**Task directions**
Copy every line that mentions the word "points".

**Dataset content**
»»

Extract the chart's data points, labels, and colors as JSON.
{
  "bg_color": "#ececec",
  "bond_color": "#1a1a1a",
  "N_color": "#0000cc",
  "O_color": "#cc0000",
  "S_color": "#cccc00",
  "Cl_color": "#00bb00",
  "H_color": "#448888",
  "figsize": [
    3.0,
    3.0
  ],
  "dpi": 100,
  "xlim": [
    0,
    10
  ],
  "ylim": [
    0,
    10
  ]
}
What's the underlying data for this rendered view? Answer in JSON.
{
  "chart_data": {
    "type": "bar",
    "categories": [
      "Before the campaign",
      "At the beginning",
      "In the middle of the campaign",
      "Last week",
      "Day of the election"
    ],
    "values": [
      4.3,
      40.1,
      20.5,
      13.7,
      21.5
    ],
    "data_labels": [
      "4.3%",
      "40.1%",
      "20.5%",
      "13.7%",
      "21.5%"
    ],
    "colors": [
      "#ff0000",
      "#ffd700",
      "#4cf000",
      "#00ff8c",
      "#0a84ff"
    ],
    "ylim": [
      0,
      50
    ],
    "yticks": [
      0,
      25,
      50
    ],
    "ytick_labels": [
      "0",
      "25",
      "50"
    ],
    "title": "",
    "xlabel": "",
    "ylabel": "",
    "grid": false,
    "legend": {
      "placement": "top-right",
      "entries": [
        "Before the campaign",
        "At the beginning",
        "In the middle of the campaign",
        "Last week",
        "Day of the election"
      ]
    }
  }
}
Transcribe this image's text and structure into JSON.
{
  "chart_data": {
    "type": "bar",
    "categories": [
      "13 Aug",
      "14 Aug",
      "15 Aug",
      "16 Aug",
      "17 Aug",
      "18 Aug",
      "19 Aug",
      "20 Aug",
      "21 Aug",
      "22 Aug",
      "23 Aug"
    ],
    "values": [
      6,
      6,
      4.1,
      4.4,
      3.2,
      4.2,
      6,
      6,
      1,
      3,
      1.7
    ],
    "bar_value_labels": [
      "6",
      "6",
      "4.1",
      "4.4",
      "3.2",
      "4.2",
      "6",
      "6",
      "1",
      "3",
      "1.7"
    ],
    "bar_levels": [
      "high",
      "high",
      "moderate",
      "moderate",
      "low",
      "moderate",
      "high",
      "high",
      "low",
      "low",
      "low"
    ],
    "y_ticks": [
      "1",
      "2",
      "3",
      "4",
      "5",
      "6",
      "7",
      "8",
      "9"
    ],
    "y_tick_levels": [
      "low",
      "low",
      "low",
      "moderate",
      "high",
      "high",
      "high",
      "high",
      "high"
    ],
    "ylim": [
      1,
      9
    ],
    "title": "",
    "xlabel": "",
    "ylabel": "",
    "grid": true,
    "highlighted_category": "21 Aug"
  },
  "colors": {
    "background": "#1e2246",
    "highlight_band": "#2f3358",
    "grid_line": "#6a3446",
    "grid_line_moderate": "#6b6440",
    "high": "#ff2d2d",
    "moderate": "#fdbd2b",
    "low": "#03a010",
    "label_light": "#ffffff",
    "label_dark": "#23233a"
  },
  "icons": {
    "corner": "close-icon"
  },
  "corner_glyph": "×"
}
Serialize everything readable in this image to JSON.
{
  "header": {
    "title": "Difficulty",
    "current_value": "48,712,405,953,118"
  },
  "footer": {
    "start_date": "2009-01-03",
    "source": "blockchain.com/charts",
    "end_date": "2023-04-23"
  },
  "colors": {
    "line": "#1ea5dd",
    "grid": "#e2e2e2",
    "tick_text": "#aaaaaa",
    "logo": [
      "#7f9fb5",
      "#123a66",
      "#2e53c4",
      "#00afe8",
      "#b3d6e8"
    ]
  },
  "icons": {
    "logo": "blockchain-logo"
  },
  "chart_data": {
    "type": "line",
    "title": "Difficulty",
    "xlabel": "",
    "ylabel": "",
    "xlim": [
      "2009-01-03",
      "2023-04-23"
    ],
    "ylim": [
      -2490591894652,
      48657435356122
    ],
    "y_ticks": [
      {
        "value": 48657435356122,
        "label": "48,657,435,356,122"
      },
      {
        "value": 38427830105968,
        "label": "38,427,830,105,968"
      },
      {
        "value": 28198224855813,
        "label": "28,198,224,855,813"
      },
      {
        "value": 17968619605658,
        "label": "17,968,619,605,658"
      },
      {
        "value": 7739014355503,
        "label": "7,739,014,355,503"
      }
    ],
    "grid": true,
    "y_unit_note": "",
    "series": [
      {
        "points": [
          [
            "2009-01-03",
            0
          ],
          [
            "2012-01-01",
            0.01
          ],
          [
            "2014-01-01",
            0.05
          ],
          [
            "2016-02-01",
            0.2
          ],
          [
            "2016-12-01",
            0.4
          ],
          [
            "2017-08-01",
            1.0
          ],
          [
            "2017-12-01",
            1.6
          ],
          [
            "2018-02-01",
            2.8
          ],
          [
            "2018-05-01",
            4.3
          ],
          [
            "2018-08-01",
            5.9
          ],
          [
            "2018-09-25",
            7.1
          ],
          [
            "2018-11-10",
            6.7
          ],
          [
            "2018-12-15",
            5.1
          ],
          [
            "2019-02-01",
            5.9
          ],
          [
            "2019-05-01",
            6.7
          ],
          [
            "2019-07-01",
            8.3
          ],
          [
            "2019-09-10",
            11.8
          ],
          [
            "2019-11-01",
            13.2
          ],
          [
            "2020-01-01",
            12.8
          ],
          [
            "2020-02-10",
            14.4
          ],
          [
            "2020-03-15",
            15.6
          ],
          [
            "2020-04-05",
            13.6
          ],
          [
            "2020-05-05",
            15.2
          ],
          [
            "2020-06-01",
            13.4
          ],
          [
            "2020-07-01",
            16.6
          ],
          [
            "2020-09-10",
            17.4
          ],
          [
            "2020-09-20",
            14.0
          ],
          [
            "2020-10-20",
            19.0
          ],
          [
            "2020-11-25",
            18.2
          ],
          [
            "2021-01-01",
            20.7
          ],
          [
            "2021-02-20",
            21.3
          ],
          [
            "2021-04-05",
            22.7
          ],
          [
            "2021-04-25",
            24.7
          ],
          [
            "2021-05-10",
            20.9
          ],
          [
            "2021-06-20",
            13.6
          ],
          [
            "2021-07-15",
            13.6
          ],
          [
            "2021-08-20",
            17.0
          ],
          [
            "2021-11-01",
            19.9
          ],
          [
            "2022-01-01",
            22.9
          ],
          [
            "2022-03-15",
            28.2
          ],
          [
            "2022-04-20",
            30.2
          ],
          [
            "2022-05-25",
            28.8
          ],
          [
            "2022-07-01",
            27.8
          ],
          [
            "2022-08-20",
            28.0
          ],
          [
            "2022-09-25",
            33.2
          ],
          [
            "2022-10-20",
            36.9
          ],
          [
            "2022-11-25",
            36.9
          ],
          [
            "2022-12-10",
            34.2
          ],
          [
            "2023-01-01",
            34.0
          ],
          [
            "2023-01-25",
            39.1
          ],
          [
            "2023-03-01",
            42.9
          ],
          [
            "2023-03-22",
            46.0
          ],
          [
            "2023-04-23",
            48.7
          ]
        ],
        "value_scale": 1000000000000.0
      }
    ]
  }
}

««
»»

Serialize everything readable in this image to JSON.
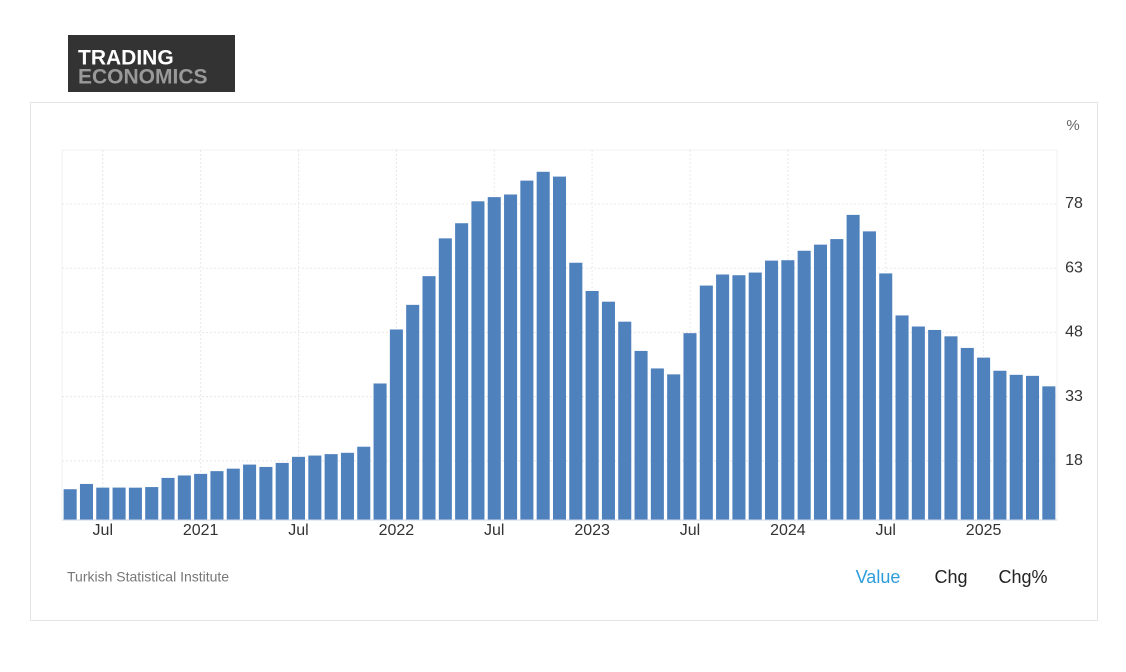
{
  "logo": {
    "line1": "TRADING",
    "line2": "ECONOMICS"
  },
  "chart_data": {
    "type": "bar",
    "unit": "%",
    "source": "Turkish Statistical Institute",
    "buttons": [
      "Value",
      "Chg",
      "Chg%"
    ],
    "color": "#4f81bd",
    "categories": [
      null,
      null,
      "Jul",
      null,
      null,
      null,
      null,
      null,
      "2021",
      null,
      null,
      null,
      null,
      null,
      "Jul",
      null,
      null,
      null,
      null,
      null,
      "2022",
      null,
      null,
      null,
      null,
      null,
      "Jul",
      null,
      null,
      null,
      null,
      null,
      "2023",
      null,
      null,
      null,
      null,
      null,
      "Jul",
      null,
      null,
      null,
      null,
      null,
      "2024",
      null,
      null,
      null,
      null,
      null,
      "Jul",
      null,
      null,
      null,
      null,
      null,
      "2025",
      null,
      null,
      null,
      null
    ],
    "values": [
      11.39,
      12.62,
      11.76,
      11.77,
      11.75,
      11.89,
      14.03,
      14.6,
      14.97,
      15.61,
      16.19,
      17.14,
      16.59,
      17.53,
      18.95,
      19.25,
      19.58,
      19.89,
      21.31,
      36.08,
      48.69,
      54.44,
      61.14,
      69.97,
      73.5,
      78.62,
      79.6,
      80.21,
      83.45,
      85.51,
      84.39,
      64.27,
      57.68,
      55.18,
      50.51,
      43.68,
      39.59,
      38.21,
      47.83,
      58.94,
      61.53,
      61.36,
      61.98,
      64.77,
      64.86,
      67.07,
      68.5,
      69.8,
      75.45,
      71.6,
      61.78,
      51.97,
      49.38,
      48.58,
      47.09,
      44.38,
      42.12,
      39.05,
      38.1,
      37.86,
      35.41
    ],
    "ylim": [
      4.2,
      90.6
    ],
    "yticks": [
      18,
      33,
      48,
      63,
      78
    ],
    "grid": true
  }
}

««
»»

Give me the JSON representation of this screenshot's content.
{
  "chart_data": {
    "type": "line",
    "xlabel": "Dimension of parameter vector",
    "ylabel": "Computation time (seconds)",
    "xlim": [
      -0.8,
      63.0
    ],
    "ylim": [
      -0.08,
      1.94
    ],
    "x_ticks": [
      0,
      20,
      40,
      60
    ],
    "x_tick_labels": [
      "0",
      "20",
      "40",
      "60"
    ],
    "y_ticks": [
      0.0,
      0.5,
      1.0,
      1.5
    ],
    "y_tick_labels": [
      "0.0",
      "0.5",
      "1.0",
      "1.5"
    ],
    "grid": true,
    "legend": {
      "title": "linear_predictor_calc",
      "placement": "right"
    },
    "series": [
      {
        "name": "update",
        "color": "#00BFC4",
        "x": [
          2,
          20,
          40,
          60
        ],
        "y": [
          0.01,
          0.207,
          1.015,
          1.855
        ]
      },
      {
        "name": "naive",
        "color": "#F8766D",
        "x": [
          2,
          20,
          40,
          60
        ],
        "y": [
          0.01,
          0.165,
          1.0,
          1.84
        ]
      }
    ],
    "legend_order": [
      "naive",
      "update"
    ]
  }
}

««

**Written reply**
Extract the chart's data points, labels, and colors as JSON.
        "points": [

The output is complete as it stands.